→ **AVAILABLE RECORDS**
#####

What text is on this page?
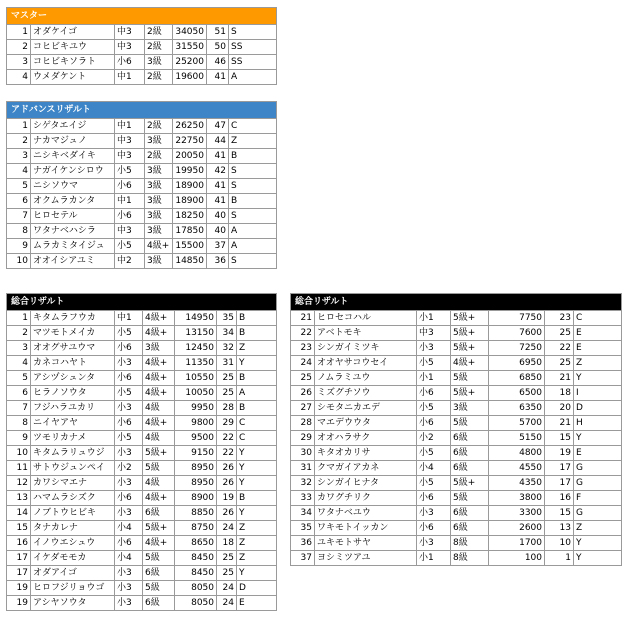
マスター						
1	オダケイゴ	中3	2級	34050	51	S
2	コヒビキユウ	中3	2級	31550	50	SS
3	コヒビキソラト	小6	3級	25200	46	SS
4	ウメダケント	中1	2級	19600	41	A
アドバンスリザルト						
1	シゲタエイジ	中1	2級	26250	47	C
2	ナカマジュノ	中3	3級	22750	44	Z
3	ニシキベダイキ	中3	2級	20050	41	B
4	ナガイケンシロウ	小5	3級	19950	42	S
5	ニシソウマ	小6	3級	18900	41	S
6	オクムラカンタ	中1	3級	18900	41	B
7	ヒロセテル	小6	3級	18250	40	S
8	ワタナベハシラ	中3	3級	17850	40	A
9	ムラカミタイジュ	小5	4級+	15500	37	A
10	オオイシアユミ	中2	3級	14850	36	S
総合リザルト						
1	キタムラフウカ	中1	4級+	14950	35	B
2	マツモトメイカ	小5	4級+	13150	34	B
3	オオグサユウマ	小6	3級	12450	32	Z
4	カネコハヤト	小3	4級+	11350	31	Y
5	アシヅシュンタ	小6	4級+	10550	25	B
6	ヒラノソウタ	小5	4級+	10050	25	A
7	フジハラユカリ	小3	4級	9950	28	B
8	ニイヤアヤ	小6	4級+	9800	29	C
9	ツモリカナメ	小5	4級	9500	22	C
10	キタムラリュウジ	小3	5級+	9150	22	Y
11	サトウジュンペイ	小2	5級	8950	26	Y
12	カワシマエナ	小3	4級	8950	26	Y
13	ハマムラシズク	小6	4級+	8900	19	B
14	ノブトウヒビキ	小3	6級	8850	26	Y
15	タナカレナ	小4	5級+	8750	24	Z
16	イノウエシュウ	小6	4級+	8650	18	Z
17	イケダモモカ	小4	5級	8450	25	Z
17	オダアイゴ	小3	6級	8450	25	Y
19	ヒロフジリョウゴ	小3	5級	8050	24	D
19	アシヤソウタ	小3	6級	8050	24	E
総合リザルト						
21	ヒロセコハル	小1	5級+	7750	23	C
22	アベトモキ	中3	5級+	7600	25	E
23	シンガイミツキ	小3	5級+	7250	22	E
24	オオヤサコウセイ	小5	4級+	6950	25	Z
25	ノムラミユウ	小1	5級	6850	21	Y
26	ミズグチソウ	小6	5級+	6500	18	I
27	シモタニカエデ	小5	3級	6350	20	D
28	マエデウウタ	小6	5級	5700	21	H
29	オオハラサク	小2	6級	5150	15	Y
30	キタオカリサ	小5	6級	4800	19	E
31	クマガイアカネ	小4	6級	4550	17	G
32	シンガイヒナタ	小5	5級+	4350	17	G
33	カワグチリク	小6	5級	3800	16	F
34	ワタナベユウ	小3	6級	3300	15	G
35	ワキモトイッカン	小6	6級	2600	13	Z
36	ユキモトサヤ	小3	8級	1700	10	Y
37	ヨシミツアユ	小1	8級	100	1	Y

#####

→ **TASK OBJECTIVE**
Transcribe all the records above word for word, without their images.

→ **EXERCISE SOLUTION**
What text is on this page?
マスター						
1	オダケイゴ	中3	2級	34050	51	S
2	コヒビキユウ	中3	2級	31550	50	SS
3	コヒビキソラト	小6	3級	25200	46	SS
4	ウメダケント	中1	2級	19600	41	A
アドバンスリザルト						
1	シゲタエイジ	中1	2級	26250	47	C
2	ナカマジュノ	中3	3級	22750	44	Z
3	ニシキベダイキ	中3	2級	20050	41	B
4	ナガイケンシロウ	小5	3級	19950	42	S
5	ニシソウマ	小6	3級	18900	41	S
6	オクムラカンタ	中1	3級	18900	41	B
7	ヒロセテル	小6	3級	18250	40	S
8	ワタナベハシラ	中3	3級	17850	40	A
9	ムラカミタイジュ	小5	4級+	15500	37	A
10	オオイシアユミ	中2	3級	14850	36	S
総合リザルト						
1	キタムラフウカ	中1	4級+	14950	35	B
2	マツモトメイカ	小5	4級+	13150	34	B
3	オオグサユウマ	小6	3級	12450	32	Z
4	カネコハヤト	小3	4級+	11350	31	Y
5	アシヅシュンタ	小6	4級+	10550	25	B
6	ヒラノソウタ	小5	4級+	10050	25	A
7	フジハラユカリ	小3	4級	9950	28	B
8	ニイヤアヤ	小6	4級+	9800	29	C
9	ツモリカナメ	小5	4級	9500	22	C
10	キタムラリュウジ	小3	5級+	9150	22	Y
11	サトウジュンペイ	小2	5級	8950	26	Y
12	カワシマエナ	小3	4級	8950	26	Y
13	ハマムラシズク	小6	4級+	8900	19	B
14	ノブトウヒビキ	小3	6級	8850	26	Y
15	タナカレナ	小4	5級+	8750	24	Z
16	イノウエシュウ	小6	4級+	8650	18	Z
17	イケダモモカ	小4	5級	8450	25	Z
17	オダアイゴ	小3	6級	8450	25	Y
19	ヒロフジリョウゴ	小3	5級	8050	24	D
19	アシヤソウタ	小3	6級	8050	24	E
総合リザルト						
21	ヒロセコハル	小1	5級+	7750	23	C
22	アベトモキ	中3	5級+	7600	25	E
23	シンガイミツキ	小3	5級+	7250	22	E
24	オオヤサコウセイ	小5	4級+	6950	25	Z
25	ノムラミユウ	小1	5級	6850	21	Y
26	ミズグチソウ	小6	5級+	6500	18	I
27	シモタニカエデ	小5	3級	6350	20	D
28	マエデウウタ	小6	5級	5700	21	H
29	オオハラサク	小2	6級	5150	15	Y
30	キタオカリサ	小5	6級	4800	19	E
31	クマガイアカネ	小4	6級	4550	17	G
32	シンガイヒナタ	小5	5級+	4350	17	G
33	カワグチリク	小6	5級	3800	16	F
34	ワタナベユウ	小3	6級	3300	15	G
35	ワキモトイッカン	小6	6級	2600	13	Z
36	ユキモトサヤ	小3	8級	1700	10	Y
37	ヨシミツアユ	小1	8級	100	1	Y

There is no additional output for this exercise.